## Written request
For the data that follows, report how many lines contain the word "البحران", and nothing else.

■ ■ ■

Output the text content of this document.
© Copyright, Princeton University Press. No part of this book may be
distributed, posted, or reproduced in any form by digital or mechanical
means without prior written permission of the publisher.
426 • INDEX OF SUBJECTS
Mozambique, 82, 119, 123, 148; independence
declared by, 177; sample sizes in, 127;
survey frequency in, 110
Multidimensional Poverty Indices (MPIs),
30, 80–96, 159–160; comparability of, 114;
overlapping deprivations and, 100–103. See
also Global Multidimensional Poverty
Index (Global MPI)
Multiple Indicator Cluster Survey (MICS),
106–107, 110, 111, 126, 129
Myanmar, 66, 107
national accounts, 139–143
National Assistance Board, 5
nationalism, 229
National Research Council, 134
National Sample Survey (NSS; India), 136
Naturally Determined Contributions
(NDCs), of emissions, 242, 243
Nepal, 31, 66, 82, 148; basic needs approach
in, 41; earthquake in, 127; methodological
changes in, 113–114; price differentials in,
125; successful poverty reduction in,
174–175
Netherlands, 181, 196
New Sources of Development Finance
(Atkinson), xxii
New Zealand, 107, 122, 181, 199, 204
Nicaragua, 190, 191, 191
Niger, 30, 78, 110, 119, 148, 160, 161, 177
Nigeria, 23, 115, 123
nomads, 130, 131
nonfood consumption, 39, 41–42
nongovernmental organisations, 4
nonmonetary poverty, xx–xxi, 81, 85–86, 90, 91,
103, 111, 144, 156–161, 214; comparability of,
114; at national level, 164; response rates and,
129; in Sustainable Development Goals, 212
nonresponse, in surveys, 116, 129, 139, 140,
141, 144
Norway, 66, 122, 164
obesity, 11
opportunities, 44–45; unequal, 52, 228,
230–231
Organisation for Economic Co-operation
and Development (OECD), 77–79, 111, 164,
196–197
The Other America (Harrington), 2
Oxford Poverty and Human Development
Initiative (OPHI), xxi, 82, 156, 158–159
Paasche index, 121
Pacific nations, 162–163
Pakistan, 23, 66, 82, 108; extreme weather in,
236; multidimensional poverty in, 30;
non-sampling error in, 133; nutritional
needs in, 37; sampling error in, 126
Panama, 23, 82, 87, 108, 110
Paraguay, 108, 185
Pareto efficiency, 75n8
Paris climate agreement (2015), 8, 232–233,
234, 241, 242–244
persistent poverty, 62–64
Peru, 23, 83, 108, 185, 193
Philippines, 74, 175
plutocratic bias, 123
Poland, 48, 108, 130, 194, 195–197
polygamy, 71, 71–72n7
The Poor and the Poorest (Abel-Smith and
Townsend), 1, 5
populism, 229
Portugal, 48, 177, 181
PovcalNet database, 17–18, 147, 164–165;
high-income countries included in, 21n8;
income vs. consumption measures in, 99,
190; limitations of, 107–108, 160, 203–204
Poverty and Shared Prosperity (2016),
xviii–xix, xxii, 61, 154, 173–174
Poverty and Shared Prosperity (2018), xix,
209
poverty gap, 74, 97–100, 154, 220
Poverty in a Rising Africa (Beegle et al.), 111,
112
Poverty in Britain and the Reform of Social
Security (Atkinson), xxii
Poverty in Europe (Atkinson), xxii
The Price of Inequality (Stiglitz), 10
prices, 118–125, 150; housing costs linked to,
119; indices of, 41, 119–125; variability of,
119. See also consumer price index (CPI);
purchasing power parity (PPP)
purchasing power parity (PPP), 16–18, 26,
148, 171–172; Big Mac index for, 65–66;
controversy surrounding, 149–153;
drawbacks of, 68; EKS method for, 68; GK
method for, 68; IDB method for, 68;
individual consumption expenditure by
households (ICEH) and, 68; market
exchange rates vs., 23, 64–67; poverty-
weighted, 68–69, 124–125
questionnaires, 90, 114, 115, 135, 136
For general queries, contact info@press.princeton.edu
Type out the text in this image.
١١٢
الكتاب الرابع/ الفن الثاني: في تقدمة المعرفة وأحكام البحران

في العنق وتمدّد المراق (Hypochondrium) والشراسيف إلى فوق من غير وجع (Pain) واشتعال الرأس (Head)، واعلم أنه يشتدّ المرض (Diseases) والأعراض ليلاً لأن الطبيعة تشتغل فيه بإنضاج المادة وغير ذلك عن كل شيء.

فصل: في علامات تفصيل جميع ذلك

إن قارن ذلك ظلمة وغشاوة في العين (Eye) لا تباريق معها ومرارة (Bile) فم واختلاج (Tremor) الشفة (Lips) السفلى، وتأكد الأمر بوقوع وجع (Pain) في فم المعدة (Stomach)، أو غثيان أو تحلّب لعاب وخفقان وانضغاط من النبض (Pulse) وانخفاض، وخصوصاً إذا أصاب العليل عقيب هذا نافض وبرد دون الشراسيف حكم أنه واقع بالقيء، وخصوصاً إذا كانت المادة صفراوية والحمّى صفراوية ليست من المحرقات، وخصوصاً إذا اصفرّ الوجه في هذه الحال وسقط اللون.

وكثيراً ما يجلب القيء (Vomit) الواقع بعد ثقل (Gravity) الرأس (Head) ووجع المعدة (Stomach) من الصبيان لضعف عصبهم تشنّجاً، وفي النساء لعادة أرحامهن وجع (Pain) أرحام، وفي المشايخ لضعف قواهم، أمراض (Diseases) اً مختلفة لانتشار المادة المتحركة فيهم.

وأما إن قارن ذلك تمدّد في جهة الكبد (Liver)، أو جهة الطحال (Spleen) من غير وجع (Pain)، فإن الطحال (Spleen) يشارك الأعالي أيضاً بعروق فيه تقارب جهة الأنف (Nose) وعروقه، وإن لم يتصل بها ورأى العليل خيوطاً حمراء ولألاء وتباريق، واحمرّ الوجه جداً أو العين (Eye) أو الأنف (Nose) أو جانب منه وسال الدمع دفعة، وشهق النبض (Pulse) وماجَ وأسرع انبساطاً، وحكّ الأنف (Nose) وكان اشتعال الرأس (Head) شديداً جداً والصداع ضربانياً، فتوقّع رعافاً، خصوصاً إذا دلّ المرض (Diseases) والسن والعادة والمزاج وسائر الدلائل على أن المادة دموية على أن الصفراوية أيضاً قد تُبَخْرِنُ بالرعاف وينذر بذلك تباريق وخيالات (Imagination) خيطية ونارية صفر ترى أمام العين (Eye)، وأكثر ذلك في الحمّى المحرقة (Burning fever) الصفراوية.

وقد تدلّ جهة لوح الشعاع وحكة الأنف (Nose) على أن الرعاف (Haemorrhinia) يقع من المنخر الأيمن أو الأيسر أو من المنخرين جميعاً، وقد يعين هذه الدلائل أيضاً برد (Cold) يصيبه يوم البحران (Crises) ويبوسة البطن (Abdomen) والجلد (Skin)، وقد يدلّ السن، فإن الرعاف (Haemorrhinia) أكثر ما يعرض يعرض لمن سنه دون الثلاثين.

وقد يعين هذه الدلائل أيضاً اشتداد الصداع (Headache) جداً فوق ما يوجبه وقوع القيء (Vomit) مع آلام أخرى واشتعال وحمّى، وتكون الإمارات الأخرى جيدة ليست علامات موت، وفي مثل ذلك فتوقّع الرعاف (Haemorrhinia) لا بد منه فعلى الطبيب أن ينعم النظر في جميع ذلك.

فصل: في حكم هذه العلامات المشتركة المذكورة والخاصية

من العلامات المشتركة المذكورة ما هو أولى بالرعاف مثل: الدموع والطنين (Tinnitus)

■ ■ ■

## Solution for this problem
2